Repeat every record below exactly as written.

• Provided records:
--

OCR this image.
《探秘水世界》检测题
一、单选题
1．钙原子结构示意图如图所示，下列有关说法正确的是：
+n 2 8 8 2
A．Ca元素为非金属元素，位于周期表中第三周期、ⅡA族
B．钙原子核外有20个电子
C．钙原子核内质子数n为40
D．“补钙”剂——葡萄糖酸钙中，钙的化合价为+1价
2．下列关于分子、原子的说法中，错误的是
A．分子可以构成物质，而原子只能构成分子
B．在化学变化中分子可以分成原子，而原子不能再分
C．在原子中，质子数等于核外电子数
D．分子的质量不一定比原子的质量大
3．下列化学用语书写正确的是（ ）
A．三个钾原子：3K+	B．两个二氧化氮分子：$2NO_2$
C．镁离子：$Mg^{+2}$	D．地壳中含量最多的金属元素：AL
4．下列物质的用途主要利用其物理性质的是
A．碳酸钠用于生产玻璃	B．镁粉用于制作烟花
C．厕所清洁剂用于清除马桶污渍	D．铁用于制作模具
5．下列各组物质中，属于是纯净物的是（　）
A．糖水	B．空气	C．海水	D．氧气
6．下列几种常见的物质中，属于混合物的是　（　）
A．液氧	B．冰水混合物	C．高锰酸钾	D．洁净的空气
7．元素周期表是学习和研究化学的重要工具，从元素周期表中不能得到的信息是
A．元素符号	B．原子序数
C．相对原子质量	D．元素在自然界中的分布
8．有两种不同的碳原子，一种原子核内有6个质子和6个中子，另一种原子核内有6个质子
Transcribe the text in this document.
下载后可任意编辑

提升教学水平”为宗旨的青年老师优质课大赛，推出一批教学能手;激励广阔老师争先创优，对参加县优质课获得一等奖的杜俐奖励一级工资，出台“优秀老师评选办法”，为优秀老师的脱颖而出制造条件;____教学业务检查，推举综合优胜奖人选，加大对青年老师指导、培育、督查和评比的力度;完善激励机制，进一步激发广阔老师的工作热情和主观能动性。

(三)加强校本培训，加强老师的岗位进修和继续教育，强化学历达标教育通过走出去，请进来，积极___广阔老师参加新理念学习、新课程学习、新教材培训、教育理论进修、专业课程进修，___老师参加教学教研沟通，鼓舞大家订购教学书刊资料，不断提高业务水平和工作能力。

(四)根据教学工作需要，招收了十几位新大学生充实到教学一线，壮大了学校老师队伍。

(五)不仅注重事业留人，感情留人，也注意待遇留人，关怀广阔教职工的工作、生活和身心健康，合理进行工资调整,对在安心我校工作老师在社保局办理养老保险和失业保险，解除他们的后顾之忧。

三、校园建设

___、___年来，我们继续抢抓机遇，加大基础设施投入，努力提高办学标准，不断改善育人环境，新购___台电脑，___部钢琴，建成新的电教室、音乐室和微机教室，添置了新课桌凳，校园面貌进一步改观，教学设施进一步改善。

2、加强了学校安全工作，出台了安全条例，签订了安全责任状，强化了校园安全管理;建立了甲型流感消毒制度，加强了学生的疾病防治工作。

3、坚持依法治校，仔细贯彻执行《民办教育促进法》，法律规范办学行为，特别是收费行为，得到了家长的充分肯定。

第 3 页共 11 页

--

• Finished exercise:
OCR this image.
《探秘水世界》检测题
一、单选题
1．钙原子结构示意图如图所示，下列有关说法正确的是：
+n 2 8 8 2
A．Ca元素为非金属元素，位于周期表中第三周期、ⅡA族
B．钙原子核外有20个电子
C．钙原子核内质子数n为40
D．“补钙”剂——葡萄糖酸钙中，钙的化合价为+1价
2．下列关于分子、原子的说法中，错误的是
A．分子可以构成物质，而原子只能构成分子
B．在化学变化中分子可以分成原子，而原子不能再分
C．在原子中，质子数等于核外电子数
D．分子的质量不一定比原子的质量大
3．下列化学用语书写正确的是（ ）
A．三个钾原子：3K+	B．两个二氧化氮分子：$2NO_2$
C．镁离子：$Mg^{+2}$	D．地壳中含量最多的金属元素：AL
4．下列物质的用途主要利用其物理性质的是
A．碳酸钠用于生产玻璃	B．镁粉用于制作烟花
C．厕所清洁剂用于清除马桶污渍	D．铁用于制作模具
5．下列各组物质中，属于是纯净物的是（　）
A．糖水	B．空气	C．海水	D．氧气
6．下列几种常见的物质中，属于混合物的是　（　）
A．液氧	B．冰水混合物	C．高锰酸钾	D．洁净的空气
7．元素周期表是学习和研究化学的重要工具，从元素周期表中不能得到的信息是
A．元素符号	B．原子序数
C．相对原子质量	D．元素在自然界中的分布
8．有两种不同的碳原子，一种原子核内有6个质子和6个中子，另一种原子核内有6个质子
Transcribe the text in this document.
下载后可任意编辑

提升教学水平”为宗旨的青年老师优质课大赛，推出一批教学能手;激励广阔老师争先创优，对参加县优质课获得一等奖的杜俐奖励一级工资，出台“优秀老师评选办法”，为优秀老师的脱颖而出制造条件;____教学业务检查，推举综合优胜奖人选，加大对青年老师指导、培育、督查和评比的力度;完善激励机制，进一步激发广阔老师的工作热情和主观能动性。

(三)加强校本培训，加强老师的岗位进修和继续教育，强化学历达标教育通过走出去，请进来，积极___广阔老师参加新理念学习、新课程学习、新教材培训、教育理论进修、专业课程进修，___老师参加教学教研沟通，鼓舞大家订购教学书刊资料，不断提高业务水平和工作能力。

(四)根据教学工作需要，招收了十几位新大学生充实到教学一线，壮大了学校老师队伍。

(五)不仅注重事业留人，感情留人，也注意待遇留人，关怀广阔教职工的工作、生活和身心健康，合理进行工资调整,对在安心我校工作老师在社保局办理养老保险和失业保险，解除他们的后顾之忧。

三、校园建设

___、___年来，我们继续抢抓机遇，加大基础设施投入，努力提高办学标准，不断改善育人环境，新购___台电脑，___部钢琴，建成新的电教室、音乐室和微机教室，添置了新课桌凳，校园面貌进一步改观，教学设施进一步改善。

2、加强了学校安全工作，出台了安全条例，签订了安全责任状，强化了校园安全管理;建立了甲型流感消毒制度，加强了学生的疾病防治工作。

3、坚持依法治校，仔细贯彻执行《民办教育促进法》，法律规范办学行为，特别是收费行为，得到了家长的充分肯定。

第 3 页共 11 页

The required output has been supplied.